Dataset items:
● ● ● ● ●
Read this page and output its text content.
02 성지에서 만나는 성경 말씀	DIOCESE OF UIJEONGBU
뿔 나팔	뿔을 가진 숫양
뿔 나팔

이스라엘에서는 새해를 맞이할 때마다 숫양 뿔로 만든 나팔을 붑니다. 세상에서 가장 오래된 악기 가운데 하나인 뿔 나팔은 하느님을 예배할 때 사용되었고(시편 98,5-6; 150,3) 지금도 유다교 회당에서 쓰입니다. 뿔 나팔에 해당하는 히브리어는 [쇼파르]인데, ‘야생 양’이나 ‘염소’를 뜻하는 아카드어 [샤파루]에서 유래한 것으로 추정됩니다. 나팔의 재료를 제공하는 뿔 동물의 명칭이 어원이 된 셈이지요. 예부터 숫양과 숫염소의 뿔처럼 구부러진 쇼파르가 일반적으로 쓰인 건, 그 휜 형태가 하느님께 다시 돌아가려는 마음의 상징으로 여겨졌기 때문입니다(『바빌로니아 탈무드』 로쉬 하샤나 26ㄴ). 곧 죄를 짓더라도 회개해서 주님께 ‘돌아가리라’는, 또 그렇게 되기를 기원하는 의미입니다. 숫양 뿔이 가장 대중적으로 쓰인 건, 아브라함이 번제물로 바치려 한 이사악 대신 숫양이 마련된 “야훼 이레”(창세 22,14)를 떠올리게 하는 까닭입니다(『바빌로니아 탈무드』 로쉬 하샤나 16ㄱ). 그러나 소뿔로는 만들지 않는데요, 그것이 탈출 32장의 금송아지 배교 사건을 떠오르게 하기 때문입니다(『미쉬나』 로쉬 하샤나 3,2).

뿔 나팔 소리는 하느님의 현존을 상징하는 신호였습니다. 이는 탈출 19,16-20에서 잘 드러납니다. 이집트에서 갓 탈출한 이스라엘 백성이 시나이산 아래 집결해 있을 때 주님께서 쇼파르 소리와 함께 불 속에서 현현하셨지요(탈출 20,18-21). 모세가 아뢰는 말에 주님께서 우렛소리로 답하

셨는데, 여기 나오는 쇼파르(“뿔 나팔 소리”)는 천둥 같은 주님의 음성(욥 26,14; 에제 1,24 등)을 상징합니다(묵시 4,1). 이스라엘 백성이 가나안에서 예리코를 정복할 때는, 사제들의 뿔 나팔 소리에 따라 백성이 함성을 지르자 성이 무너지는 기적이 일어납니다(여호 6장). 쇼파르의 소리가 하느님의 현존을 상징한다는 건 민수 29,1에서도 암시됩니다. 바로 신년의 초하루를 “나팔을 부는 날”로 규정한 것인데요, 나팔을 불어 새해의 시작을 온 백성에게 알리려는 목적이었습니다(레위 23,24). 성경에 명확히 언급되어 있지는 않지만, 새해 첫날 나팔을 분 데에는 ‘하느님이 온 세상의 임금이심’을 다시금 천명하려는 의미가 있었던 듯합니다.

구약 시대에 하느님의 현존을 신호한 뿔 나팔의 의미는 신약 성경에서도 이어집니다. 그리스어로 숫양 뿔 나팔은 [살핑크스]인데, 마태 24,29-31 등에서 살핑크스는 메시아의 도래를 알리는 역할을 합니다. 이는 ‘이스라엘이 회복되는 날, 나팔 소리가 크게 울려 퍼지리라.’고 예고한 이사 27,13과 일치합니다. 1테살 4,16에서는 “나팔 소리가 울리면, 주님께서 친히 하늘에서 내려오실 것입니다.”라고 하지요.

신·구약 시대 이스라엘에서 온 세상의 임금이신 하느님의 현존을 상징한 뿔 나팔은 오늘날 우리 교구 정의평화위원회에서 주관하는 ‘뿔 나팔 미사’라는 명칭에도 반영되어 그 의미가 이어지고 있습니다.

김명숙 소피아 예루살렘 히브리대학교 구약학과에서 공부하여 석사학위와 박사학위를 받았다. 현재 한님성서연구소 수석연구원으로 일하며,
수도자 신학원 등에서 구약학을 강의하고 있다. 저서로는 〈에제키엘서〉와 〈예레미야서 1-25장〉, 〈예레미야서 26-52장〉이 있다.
● ● ● ● ●
= Required work =
Repeat the whole listing exactly, keeping every line intact.

= Written answer =
Read this page and output its text content.
02 성지에서 만나는 성경 말씀	DIOCESE OF UIJEONGBU
뿔 나팔	뿔을 가진 숫양
뿔 나팔

이스라엘에서는 새해를 맞이할 때마다 숫양 뿔로 만든 나팔을 붑니다. 세상에서 가장 오래된 악기 가운데 하나인 뿔 나팔은 하느님을 예배할 때 사용되었고(시편 98,5-6; 150,3) 지금도 유다교 회당에서 쓰입니다. 뿔 나팔에 해당하는 히브리어는 [쇼파르]인데, ‘야생 양’이나 ‘염소’를 뜻하는 아카드어 [샤파루]에서 유래한 것으로 추정됩니다. 나팔의 재료를 제공하는 뿔 동물의 명칭이 어원이 된 셈이지요. 예부터 숫양과 숫염소의 뿔처럼 구부러진 쇼파르가 일반적으로 쓰인 건, 그 휜 형태가 하느님께 다시 돌아가려는 마음의 상징으로 여겨졌기 때문입니다(『바빌로니아 탈무드』 로쉬 하샤나 26ㄴ). 곧 죄를 짓더라도 회개해서 주님께 ‘돌아가리라’는, 또 그렇게 되기를 기원하는 의미입니다. 숫양 뿔이 가장 대중적으로 쓰인 건, 아브라함이 번제물로 바치려 한 이사악 대신 숫양이 마련된 “야훼 이레”(창세 22,14)를 떠올리게 하는 까닭입니다(『바빌로니아 탈무드』 로쉬 하샤나 16ㄱ). 그러나 소뿔로는 만들지 않는데요, 그것이 탈출 32장의 금송아지 배교 사건을 떠오르게 하기 때문입니다(『미쉬나』 로쉬 하샤나 3,2).

뿔 나팔 소리는 하느님의 현존을 상징하는 신호였습니다. 이는 탈출 19,16-20에서 잘 드러납니다. 이집트에서 갓 탈출한 이스라엘 백성이 시나이산 아래 집결해 있을 때 주님께서 쇼파르 소리와 함께 불 속에서 현현하셨지요(탈출 20,18-21). 모세가 아뢰는 말에 주님께서 우렛소리로 답하

셨는데, 여기 나오는 쇼파르(“뿔 나팔 소리”)는 천둥 같은 주님의 음성(욥 26,14; 에제 1,24 등)을 상징합니다(묵시 4,1). 이스라엘 백성이 가나안에서 예리코를 정복할 때는, 사제들의 뿔 나팔 소리에 따라 백성이 함성을 지르자 성이 무너지는 기적이 일어납니다(여호 6장). 쇼파르의 소리가 하느님의 현존을 상징한다는 건 민수 29,1에서도 암시됩니다. 바로 신년의 초하루를 “나팔을 부는 날”로 규정한 것인데요, 나팔을 불어 새해의 시작을 온 백성에게 알리려는 목적이었습니다(레위 23,24). 성경에 명확히 언급되어 있지는 않지만, 새해 첫날 나팔을 분 데에는 ‘하느님이 온 세상의 임금이심’을 다시금 천명하려는 의미가 있었던 듯합니다.

구약 시대에 하느님의 현존을 신호한 뿔 나팔의 의미는 신약 성경에서도 이어집니다. 그리스어로 숫양 뿔 나팔은 [살핑크스]인데, 마태 24,29-31 등에서 살핑크스는 메시아의 도래를 알리는 역할을 합니다. 이는 ‘이스라엘이 회복되는 날, 나팔 소리가 크게 울려 퍼지리라.’고 예고한 이사 27,13과 일치합니다. 1테살 4,16에서는 “나팔 소리가 울리면, 주님께서 친히 하늘에서 내려오실 것입니다.”라고 하지요.

신·구약 시대 이스라엘에서 온 세상의 임금이신 하느님의 현존을 상징한 뿔 나팔은 오늘날 우리 교구 정의평화위원회에서 주관하는 ‘뿔 나팔 미사’라는 명칭에도 반영되어 그 의미가 이어지고 있습니다.

김명숙 소피아 예루살렘 히브리대학교 구약학과에서 공부하여 석사학위와 박사학위를 받았다. 현재 한님성서연구소 수석연구원으로 일하며,
수도자 신학원 등에서 구약학을 강의하고 있다. 저서로는 〈에제키엘서〉와 〈예레미야서 1-25장〉, 〈예레미야서 26-52장〉이 있다.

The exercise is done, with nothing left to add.